● **What is asked**:
Sift the listing for lines that hold the string "every" and pull them out.

● **Data provided**:
● ● ●

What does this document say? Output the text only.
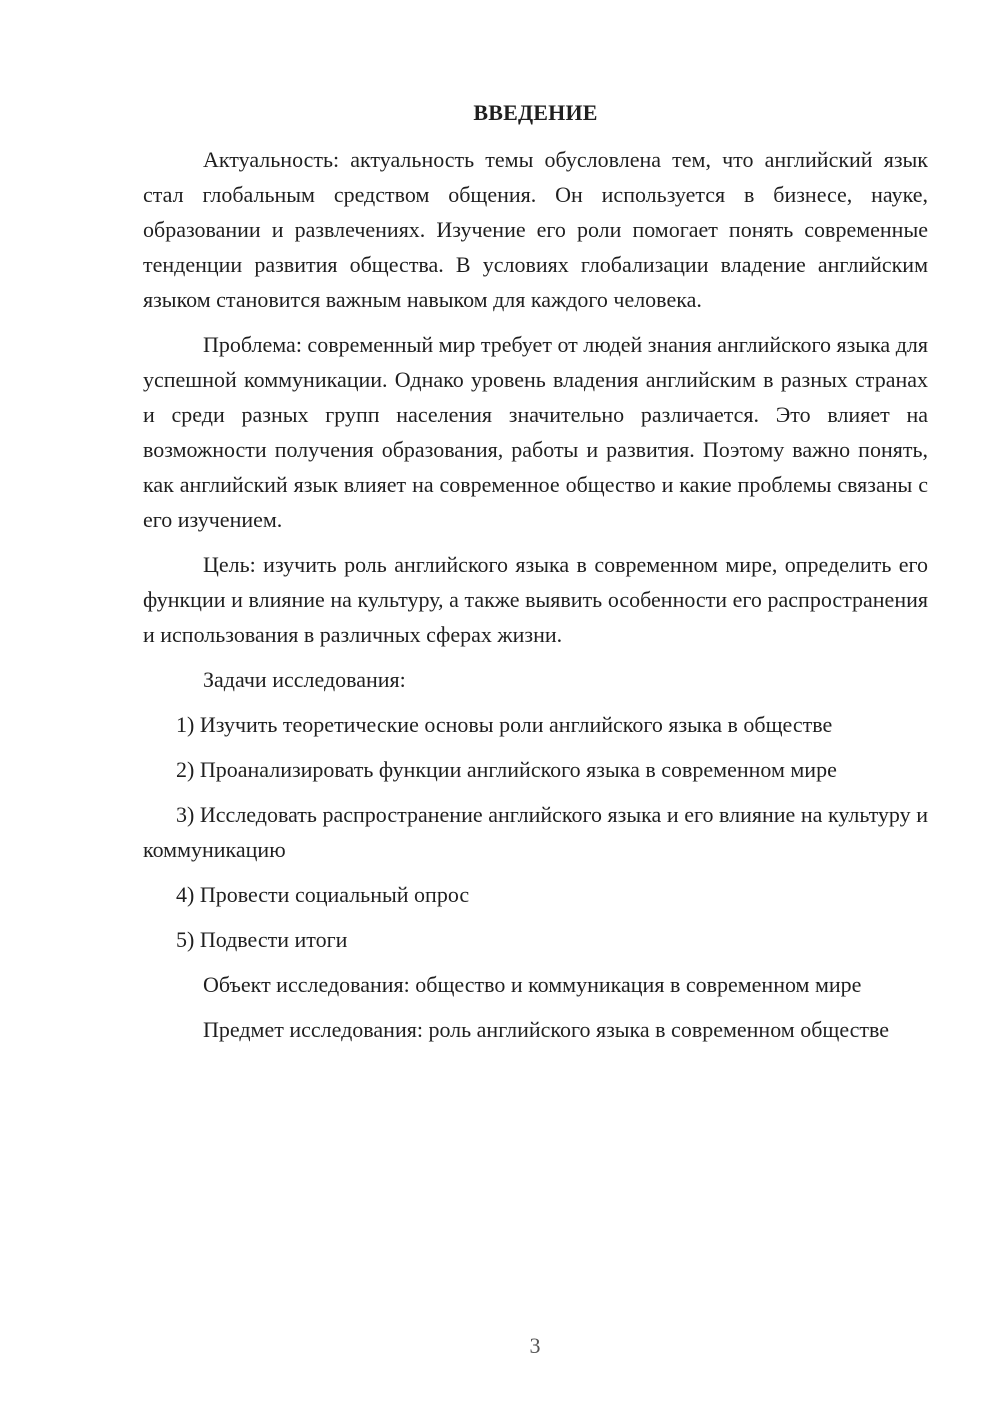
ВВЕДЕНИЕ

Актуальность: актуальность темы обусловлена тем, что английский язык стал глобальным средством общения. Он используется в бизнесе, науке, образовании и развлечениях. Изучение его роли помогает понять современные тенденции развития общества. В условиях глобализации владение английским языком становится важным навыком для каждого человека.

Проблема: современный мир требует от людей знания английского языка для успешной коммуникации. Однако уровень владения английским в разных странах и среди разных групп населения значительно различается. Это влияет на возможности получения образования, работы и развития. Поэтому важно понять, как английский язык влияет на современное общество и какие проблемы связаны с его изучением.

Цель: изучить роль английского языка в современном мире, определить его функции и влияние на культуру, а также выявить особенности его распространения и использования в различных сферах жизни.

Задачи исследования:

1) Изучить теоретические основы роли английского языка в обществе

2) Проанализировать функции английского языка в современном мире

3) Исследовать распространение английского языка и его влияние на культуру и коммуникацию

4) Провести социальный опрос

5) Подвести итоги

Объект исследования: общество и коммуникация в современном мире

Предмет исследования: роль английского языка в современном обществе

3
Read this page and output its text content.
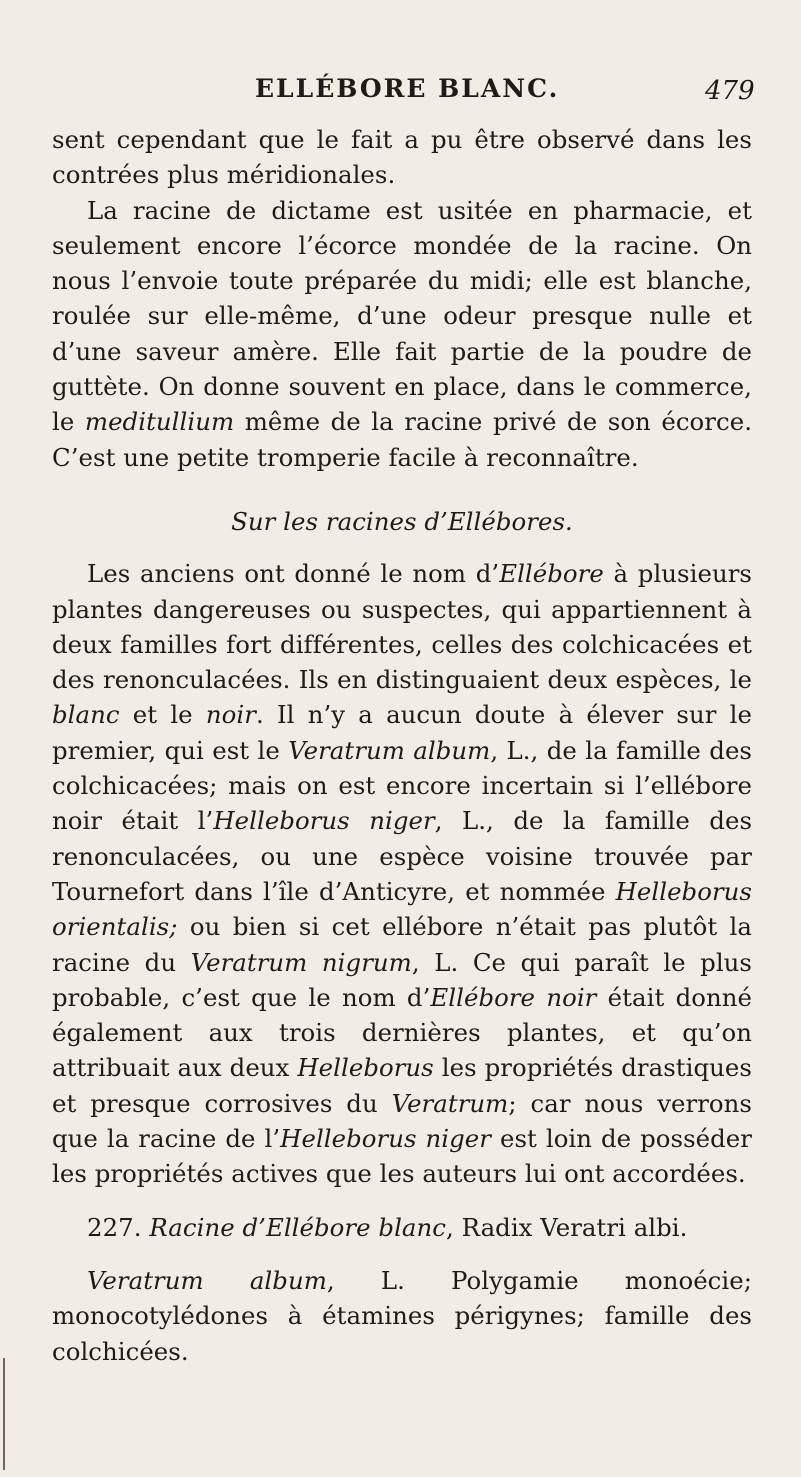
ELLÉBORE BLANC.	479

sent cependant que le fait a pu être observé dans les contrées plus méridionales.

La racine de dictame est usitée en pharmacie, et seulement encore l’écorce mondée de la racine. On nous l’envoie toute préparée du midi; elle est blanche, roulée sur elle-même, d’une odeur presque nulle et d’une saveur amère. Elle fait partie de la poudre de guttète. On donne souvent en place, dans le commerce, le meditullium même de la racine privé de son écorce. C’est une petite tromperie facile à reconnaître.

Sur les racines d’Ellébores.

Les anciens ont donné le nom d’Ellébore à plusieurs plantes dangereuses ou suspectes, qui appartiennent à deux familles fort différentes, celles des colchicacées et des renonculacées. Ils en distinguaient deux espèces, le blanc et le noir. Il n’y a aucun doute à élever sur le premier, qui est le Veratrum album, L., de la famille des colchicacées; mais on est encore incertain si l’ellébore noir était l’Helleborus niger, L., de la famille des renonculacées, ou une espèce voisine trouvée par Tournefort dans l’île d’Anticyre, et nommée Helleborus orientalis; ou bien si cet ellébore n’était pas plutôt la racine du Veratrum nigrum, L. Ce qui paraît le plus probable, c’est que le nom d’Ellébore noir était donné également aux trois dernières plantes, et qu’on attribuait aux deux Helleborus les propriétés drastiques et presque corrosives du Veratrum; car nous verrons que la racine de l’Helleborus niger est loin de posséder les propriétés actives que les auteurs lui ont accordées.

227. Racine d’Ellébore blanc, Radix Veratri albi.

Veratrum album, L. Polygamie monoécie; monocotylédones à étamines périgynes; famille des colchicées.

● ● ●

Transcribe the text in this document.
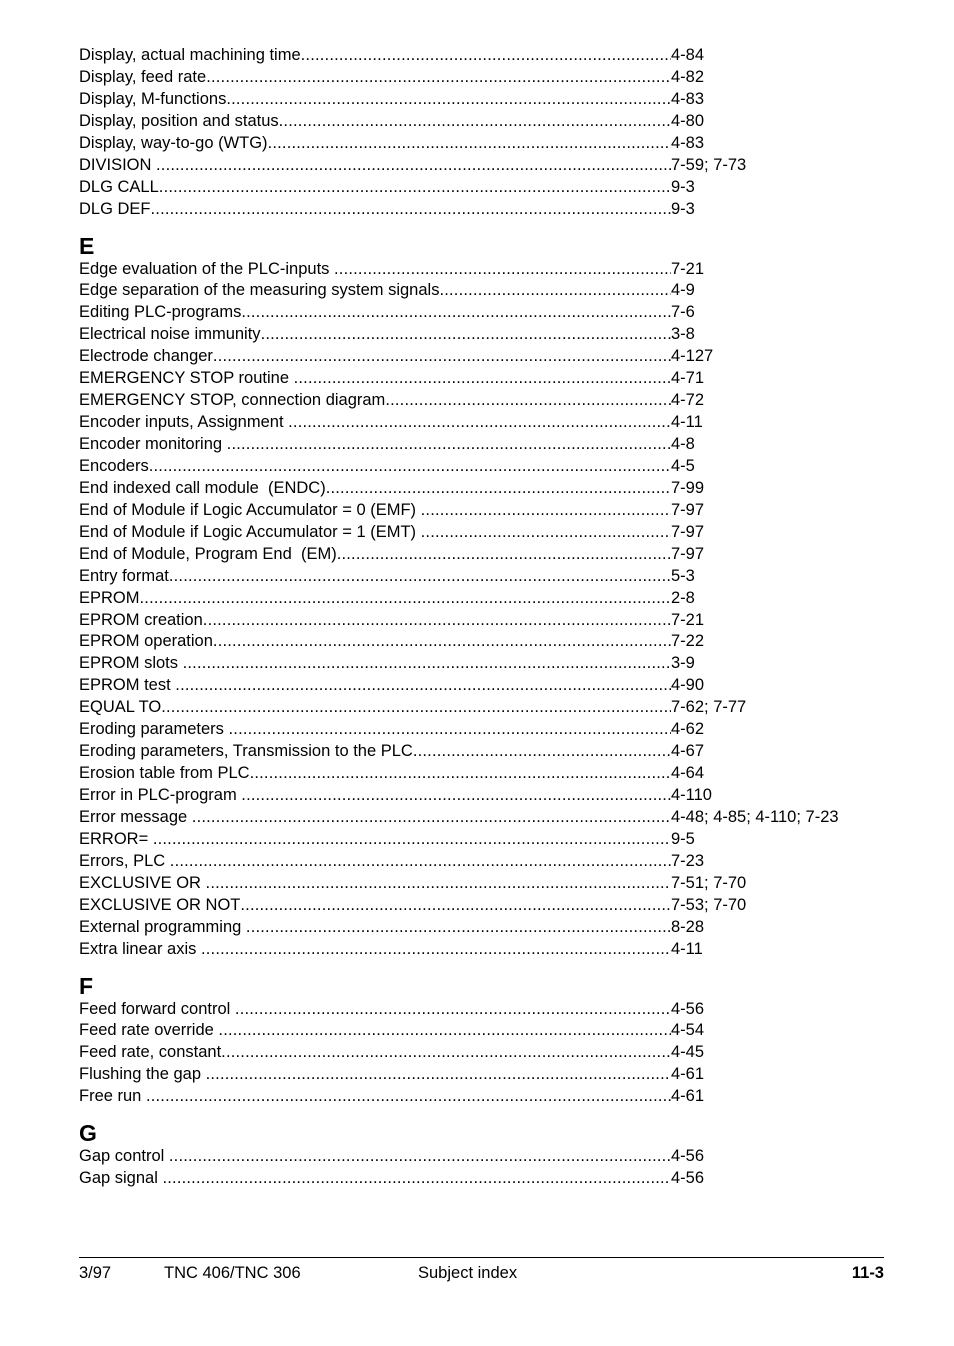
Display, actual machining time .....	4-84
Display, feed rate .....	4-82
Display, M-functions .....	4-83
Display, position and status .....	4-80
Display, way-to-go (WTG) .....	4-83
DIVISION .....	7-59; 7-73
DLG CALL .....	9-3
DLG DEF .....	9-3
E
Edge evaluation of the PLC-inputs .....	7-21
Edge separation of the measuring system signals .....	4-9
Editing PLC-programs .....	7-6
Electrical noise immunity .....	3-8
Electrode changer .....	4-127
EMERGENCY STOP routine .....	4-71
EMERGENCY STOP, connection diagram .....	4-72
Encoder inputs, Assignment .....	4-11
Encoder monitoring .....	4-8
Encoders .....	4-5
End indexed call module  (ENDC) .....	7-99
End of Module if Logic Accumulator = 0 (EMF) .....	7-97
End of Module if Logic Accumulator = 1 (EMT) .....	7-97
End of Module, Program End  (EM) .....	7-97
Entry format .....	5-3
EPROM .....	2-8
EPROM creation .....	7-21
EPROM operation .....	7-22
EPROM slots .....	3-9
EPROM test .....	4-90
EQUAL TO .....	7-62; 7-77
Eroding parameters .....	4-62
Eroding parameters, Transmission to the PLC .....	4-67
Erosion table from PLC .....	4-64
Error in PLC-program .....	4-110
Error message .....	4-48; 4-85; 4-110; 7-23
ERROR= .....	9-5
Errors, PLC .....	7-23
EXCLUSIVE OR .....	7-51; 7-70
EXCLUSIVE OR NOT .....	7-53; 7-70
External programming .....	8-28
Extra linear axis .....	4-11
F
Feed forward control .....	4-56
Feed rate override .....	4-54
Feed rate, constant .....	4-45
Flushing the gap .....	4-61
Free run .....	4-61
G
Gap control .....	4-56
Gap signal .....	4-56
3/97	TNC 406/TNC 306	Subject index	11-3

● ● ●

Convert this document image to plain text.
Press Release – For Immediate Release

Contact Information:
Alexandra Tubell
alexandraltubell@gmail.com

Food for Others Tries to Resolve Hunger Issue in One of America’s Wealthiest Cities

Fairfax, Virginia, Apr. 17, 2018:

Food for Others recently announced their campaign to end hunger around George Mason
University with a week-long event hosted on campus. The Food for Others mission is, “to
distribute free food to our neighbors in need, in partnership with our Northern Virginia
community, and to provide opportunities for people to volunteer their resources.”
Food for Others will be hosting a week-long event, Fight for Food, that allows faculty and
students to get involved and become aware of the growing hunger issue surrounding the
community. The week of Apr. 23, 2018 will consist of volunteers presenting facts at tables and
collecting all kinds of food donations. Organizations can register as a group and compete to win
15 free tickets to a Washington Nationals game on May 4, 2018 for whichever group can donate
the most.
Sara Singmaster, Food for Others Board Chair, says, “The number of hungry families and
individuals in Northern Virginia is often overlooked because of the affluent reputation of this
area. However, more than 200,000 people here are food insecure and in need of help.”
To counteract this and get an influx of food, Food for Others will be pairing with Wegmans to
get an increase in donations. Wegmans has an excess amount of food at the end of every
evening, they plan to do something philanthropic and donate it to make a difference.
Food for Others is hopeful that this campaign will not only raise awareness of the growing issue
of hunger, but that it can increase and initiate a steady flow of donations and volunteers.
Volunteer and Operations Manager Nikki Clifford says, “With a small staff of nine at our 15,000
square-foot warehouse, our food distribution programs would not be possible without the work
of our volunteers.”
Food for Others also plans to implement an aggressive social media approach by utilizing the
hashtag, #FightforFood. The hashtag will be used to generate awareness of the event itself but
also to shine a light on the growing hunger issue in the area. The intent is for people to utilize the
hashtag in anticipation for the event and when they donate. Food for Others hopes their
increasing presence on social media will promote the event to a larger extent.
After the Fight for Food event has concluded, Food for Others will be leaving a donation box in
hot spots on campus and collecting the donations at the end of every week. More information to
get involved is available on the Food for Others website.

● ● ●

● **Written reply**:
get an increase in donations. Wegmans has an excess amount of food at the end of every
hot spots on campus and collecting the donations at the end of every week. More information to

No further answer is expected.